→ **Goal of the exercise**: Check each line of the material below, and copy it if it holds the string "JSON".

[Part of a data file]
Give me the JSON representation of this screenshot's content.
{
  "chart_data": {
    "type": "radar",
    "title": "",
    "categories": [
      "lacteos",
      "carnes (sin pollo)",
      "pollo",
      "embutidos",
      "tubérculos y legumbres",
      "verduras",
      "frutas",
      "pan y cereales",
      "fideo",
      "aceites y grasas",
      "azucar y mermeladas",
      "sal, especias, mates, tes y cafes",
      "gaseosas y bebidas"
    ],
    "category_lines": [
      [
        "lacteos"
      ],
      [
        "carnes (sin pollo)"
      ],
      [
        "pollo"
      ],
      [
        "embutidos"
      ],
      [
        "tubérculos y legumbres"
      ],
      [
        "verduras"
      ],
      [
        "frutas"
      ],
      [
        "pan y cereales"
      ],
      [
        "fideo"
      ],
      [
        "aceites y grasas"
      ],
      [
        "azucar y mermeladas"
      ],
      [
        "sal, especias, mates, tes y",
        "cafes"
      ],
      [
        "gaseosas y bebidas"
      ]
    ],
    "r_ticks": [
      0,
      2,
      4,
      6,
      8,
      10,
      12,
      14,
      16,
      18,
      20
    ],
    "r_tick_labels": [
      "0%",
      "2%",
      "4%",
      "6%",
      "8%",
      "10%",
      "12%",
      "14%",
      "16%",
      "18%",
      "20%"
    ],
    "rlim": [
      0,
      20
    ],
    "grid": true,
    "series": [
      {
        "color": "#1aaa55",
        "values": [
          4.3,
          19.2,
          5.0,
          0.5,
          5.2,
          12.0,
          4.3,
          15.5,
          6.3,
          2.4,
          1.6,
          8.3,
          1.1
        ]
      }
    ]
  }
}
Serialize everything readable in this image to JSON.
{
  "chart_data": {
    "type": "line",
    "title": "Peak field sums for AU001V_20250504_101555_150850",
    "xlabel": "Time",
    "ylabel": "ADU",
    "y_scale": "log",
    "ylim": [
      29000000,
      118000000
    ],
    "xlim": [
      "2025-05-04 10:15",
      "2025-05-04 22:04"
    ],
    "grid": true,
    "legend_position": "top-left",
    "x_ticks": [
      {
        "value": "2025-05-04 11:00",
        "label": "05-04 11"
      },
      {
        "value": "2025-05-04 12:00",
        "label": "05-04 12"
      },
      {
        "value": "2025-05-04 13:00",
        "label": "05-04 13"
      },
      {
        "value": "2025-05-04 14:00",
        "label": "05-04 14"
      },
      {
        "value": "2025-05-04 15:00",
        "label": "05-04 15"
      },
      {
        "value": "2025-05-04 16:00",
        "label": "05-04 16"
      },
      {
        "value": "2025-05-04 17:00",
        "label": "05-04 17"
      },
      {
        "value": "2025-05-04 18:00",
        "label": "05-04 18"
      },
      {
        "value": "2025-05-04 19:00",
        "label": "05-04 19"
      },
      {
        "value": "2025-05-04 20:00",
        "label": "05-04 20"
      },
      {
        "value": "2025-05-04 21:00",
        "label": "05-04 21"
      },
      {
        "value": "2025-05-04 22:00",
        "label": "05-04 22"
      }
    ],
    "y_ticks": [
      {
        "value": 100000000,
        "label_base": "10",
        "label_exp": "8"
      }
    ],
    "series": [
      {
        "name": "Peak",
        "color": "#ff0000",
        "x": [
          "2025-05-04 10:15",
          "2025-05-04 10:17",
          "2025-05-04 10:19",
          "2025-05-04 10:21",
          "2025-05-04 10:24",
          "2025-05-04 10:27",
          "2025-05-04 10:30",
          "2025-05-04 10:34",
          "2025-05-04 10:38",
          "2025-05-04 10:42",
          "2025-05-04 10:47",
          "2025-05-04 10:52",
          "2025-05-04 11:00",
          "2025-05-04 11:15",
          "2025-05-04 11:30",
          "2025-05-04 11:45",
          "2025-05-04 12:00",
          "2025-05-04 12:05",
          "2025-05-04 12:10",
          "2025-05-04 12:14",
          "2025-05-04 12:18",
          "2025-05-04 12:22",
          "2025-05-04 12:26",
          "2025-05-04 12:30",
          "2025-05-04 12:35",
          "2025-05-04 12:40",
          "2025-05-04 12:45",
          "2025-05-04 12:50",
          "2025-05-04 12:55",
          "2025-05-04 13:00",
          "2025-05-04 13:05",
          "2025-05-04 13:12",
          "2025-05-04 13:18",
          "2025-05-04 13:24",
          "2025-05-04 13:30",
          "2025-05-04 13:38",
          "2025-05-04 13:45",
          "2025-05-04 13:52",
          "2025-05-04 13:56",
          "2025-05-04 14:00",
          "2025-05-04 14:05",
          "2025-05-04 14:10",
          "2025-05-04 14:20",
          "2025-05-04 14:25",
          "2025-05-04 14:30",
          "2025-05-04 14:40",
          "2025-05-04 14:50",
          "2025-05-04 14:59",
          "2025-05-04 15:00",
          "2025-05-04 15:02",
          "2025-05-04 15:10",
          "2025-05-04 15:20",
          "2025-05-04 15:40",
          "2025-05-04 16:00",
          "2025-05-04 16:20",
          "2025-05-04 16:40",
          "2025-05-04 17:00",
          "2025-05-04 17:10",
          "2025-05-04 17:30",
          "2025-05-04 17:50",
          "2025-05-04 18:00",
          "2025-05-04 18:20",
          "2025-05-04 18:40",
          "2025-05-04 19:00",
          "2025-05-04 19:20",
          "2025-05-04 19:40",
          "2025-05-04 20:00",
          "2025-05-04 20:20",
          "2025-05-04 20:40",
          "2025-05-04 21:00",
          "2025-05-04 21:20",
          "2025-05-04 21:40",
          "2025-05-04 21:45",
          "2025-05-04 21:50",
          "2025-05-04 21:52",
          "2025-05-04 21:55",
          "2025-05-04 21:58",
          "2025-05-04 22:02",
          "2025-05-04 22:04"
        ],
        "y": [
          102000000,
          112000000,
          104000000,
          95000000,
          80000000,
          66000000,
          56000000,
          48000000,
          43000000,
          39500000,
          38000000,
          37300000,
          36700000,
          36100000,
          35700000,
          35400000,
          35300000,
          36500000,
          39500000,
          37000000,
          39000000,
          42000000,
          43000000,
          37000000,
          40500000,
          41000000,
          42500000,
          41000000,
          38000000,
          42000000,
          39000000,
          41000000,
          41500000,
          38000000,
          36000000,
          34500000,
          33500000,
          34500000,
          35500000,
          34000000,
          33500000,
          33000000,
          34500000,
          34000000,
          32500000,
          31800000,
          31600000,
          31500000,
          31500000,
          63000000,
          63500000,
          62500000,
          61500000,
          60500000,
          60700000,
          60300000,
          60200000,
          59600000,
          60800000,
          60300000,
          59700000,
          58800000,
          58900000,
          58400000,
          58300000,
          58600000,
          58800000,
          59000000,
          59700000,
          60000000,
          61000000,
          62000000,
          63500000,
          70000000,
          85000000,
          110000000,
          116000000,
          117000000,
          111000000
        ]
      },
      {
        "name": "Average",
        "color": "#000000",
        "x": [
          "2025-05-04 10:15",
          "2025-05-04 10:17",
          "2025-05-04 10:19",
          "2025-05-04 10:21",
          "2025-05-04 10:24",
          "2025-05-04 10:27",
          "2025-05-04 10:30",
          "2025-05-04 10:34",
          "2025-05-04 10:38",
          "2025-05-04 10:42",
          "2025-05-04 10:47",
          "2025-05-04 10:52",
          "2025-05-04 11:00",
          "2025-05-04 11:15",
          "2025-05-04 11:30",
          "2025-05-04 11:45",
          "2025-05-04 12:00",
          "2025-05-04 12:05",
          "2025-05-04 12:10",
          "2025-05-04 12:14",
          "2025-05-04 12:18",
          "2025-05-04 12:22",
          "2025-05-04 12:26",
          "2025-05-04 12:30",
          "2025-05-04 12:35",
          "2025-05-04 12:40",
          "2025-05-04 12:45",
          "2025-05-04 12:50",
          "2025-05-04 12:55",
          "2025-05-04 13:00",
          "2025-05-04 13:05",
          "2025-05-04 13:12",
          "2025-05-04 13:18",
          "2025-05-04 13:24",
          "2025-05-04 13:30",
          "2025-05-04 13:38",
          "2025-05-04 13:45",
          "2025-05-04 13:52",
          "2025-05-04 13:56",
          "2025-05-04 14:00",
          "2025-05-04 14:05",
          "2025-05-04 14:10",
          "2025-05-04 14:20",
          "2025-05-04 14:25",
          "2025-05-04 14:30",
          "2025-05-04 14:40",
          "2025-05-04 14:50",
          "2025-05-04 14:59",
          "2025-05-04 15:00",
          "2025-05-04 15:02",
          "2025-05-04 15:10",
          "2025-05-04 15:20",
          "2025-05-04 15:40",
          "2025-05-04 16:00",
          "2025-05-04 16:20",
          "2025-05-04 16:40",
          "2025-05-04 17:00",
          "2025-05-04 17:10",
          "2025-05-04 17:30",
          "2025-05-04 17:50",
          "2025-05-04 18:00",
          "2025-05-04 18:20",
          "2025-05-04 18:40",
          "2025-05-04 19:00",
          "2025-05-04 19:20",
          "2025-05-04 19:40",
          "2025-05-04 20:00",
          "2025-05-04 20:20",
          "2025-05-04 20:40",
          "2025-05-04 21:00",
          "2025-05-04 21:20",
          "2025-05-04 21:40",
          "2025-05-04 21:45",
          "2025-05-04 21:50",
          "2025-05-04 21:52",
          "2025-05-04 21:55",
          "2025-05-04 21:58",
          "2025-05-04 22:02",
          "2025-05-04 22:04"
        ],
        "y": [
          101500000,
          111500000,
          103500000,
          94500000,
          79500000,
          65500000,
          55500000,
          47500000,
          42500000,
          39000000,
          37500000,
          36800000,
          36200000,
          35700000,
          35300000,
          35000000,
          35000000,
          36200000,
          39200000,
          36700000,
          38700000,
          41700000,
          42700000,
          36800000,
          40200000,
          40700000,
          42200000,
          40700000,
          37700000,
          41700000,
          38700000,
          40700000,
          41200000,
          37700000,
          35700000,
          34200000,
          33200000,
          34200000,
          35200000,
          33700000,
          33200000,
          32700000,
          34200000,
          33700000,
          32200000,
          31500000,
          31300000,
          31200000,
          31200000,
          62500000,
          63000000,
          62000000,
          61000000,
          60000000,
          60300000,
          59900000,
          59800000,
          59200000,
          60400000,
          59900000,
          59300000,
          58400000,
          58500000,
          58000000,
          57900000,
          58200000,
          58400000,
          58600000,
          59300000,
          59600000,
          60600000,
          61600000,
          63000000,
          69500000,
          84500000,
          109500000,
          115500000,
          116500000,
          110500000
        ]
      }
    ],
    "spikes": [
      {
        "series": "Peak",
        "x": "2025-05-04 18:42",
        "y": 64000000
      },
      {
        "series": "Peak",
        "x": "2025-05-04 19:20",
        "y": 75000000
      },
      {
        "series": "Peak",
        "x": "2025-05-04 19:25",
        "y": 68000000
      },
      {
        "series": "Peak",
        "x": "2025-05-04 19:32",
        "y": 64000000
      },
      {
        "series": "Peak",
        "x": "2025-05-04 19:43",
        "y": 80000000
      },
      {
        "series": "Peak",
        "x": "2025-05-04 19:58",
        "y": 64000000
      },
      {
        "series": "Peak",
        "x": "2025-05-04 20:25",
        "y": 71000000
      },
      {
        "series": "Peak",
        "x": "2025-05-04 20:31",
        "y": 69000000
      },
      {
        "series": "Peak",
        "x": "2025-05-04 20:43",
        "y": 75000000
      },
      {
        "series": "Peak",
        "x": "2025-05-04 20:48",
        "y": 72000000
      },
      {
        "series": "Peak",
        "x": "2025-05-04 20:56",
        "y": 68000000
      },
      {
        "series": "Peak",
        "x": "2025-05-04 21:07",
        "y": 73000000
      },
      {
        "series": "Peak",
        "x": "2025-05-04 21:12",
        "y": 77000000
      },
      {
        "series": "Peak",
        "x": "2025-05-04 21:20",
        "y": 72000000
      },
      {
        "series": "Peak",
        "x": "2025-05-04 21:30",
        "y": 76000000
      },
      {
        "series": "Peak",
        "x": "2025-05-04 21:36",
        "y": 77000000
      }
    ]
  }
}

→ **Solution**:
Give me the JSON representation of this screenshot's content.
Serialize everything readable in this image to JSON.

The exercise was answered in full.